Set problem |
Could you extract every entry below and reproduce it exactly?

-------- Extracted material --------

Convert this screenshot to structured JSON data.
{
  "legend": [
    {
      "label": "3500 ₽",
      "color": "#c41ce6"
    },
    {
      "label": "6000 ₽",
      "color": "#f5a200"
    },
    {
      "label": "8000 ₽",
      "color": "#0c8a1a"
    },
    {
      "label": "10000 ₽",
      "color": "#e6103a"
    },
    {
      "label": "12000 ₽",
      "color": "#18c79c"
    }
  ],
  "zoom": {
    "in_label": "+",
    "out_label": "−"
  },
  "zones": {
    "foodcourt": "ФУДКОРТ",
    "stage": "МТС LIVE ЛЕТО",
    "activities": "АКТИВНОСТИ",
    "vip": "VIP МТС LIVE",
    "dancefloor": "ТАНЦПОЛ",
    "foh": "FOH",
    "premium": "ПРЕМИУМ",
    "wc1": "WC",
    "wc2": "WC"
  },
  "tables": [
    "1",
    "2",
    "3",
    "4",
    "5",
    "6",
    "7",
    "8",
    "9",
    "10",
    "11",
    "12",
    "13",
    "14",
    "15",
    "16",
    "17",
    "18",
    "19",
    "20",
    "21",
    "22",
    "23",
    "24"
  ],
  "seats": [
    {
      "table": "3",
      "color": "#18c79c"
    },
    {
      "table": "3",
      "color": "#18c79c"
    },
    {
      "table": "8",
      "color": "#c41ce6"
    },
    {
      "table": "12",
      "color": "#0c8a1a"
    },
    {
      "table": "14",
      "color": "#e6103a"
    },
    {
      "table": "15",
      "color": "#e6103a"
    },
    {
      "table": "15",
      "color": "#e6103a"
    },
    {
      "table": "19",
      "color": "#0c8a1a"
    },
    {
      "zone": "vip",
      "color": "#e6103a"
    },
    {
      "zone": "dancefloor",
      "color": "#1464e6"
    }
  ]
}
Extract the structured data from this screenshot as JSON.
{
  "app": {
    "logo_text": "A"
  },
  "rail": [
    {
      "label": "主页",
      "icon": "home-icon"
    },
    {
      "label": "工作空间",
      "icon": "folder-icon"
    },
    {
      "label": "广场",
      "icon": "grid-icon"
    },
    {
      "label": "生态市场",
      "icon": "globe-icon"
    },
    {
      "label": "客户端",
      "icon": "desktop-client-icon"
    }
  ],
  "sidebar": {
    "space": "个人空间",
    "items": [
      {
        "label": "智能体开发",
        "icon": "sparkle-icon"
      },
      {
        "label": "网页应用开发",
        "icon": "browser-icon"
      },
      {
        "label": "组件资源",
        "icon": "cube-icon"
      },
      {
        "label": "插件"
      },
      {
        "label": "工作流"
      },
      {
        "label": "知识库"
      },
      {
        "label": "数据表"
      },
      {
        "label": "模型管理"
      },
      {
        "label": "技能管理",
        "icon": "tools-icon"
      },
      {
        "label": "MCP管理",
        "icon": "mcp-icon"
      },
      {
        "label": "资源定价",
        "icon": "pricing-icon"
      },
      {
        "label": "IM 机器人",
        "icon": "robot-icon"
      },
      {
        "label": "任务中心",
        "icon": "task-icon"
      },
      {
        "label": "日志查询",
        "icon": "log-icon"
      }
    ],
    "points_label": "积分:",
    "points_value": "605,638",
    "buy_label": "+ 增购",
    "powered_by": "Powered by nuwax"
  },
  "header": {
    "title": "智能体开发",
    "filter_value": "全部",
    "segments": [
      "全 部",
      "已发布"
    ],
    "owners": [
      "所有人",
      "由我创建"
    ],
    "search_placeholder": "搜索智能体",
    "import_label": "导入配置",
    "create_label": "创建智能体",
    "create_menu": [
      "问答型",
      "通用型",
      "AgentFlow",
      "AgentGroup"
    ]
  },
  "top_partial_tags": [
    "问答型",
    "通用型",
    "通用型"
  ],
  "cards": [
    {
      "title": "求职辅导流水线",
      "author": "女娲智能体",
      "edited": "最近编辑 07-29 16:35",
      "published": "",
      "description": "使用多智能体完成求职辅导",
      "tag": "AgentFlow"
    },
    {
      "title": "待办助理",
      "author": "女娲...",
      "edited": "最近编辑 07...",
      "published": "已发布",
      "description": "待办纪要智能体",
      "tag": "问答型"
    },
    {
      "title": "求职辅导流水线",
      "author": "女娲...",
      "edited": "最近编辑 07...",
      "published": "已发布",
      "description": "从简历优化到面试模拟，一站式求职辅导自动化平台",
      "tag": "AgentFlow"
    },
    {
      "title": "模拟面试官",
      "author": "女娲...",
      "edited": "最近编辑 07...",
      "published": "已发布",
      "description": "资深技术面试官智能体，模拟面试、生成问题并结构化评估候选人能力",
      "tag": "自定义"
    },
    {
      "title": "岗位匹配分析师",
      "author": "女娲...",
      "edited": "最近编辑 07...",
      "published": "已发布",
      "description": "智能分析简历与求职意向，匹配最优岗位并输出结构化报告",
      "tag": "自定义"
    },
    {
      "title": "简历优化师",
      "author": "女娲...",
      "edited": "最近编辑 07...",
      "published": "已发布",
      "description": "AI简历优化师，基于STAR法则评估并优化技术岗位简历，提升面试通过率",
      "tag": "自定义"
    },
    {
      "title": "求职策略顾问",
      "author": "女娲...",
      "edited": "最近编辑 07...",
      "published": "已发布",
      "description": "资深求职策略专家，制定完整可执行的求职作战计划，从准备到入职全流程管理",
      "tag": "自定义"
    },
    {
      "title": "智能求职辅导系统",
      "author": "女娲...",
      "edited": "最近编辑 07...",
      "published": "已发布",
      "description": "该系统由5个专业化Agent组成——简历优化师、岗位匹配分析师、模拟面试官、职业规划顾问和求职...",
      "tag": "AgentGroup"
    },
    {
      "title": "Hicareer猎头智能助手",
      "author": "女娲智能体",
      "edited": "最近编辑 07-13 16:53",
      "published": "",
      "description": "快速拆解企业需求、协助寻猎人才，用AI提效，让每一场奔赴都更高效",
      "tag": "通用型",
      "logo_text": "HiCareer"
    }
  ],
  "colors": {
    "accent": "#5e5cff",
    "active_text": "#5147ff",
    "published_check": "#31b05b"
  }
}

--------

Task result |
Convert this screenshot to structured JSON data.
{
  "legend": [
    {
      "label": "3500 ₽",
      "color": "#c41ce6"
    },
    {
      "label": "6000 ₽",
      "color": "#f5a200"
    },
    {
      "label": "8000 ₽",
      "color": "#0c8a1a"
    },
    {
      "label": "10000 ₽",
      "color": "#e6103a"
    },
    {
      "label": "12000 ₽",
      "color": "#18c79c"
    }
  ],
  "zoom": {
    "in_label": "+",
    "out_label": "−"
  },
  "zones": {
    "foodcourt": "ФУДКОРТ",
    "stage": "МТС LIVE ЛЕТО",
    "activities": "АКТИВНОСТИ",
    "vip": "VIP МТС LIVE",
    "dancefloor": "ТАНЦПОЛ",
    "foh": "FOH",
    "premium": "ПРЕМИУМ",
    "wc1": "WC",
    "wc2": "WC"
  },
  "tables": [
    "1",
    "2",
    "3",
    "4",
    "5",
    "6",
    "7",
    "8",
    "9",
    "10",
    "11",
    "12",
    "13",
    "14",
    "15",
    "16",
    "17",
    "18",
    "19",
    "20",
    "21",
    "22",
    "23",
    "24"
  ],
  "seats": [
    {
      "table": "3",
      "color": "#18c79c"
    },
    {
      "table": "3",
      "color": "#18c79c"
    },
    {
      "table": "8",
      "color": "#c41ce6"
    },
    {
      "table": "12",
      "color": "#0c8a1a"
    },
    {
      "table": "14",
      "color": "#e6103a"
    },
    {
      "table": "15",
      "color": "#e6103a"
    },
    {
      "table": "15",
      "color": "#e6103a"
    },
    {
      "table": "19",
      "color": "#0c8a1a"
    },
    {
      "zone": "vip",
      "color": "#e6103a"
    },
    {
      "zone": "dancefloor",
      "color": "#1464e6"
    }
  ]
}
Extract the structured data from this screenshot as JSON.
{
  "app": {
    "logo_text": "A"
  },
  "rail": [
    {
      "label": "主页",
      "icon": "home-icon"
    },
    {
      "label": "工作空间",
      "icon": "folder-icon"
    },
    {
      "label": "广场",
      "icon": "grid-icon"
    },
    {
      "label": "生态市场",
      "icon": "globe-icon"
    },
    {
      "label": "客户端",
      "icon": "desktop-client-icon"
    }
  ],
  "sidebar": {
    "space": "个人空间",
    "items": [
      {
        "label": "智能体开发",
        "icon": "sparkle-icon"
      },
      {
        "label": "网页应用开发",
        "icon": "browser-icon"
      },
      {
        "label": "组件资源",
        "icon": "cube-icon"
      },
      {
        "label": "插件"
      },
      {
        "label": "工作流"
      },
      {
        "label": "知识库"
      },
      {
        "label": "数据表"
      },
      {
        "label": "模型管理"
      },
      {
        "label": "技能管理",
        "icon": "tools-icon"
      },
      {
        "label": "MCP管理",
        "icon": "mcp-icon"
      },
      {
        "label": "资源定价",
        "icon": "pricing-icon"
      },
      {
        "label": "IM 机器人",
        "icon": "robot-icon"
      },
      {
        "label": "任务中心",
        "icon": "task-icon"
      },
      {
        "label": "日志查询",
        "icon": "log-icon"
      }
    ],
    "points_label": "积分:",
    "points_value": "605,638",
    "buy_label": "+ 增购",
    "powered_by": "Powered by nuwax"
  },
  "header": {
    "title": "智能体开发",
    "filter_value": "全部",
    "segments": [
      "全 部",
      "已发布"
    ],
    "owners": [
      "所有人",
      "由我创建"
    ],
    "search_placeholder": "搜索智能体",
    "import_label": "导入配置",
    "create_label": "创建智能体",
    "create_menu": [
      "问答型",
      "通用型",
      "AgentFlow",
      "AgentGroup"
    ]
  },
  "top_partial_tags": [
    "问答型",
    "通用型",
    "通用型"
  ],
  "cards": [
    {
      "title": "求职辅导流水线",
      "author": "女娲智能体",
      "edited": "最近编辑 07-29 16:35",
      "published": "",
      "description": "使用多智能体完成求职辅导",
      "tag": "AgentFlow"
    },
    {
      "title": "待办助理",
      "author": "女娲...",
      "edited": "最近编辑 07...",
      "published": "已发布",
      "description": "待办纪要智能体",
      "tag": "问答型"
    },
    {
      "title": "求职辅导流水线",
      "author": "女娲...",
      "edited": "最近编辑 07...",
      "published": "已发布",
      "description": "从简历优化到面试模拟，一站式求职辅导自动化平台",
      "tag": "AgentFlow"
    },
    {
      "title": "模拟面试官",
      "author": "女娲...",
      "edited": "最近编辑 07...",
      "published": "已发布",
      "description": "资深技术面试官智能体，模拟面试、生成问题并结构化评估候选人能力",
      "tag": "自定义"
    },
    {
      "title": "岗位匹配分析师",
      "author": "女娲...",
      "edited": "最近编辑 07...",
      "published": "已发布",
      "description": "智能分析简历与求职意向，匹配最优岗位并输出结构化报告",
      "tag": "自定义"
    },
    {
      "title": "简历优化师",
      "author": "女娲...",
      "edited": "最近编辑 07...",
      "published": "已发布",
      "description": "AI简历优化师，基于STAR法则评估并优化技术岗位简历，提升面试通过率",
      "tag": "自定义"
    },
    {
      "title": "求职策略顾问",
      "author": "女娲...",
      "edited": "最近编辑 07...",
      "published": "已发布",
      "description": "资深求职策略专家，制定完整可执行的求职作战计划，从准备到入职全流程管理",
      "tag": "自定义"
    },
    {
      "title": "智能求职辅导系统",
      "author": "女娲...",
      "edited": "最近编辑 07...",
      "published": "已发布",
      "description": "该系统由5个专业化Agent组成——简历优化师、岗位匹配分析师、模拟面试官、职业规划顾问和求职...",
      "tag": "AgentGroup"
    },
    {
      "title": "Hicareer猎头智能助手",
      "author": "女娲智能体",
      "edited": "最近编辑 07-13 16:53",
      "published": "",
      "description": "快速拆解企业需求、协助寻猎人才，用AI提效，让每一场奔赴都更高效",
      "tag": "通用型",
      "logo_text": "HiCareer"
    }
  ],
  "colors": {
    "accent": "#5e5cff",
    "active_text": "#5147ff",
    "published_check": "#31b05b"
  }
}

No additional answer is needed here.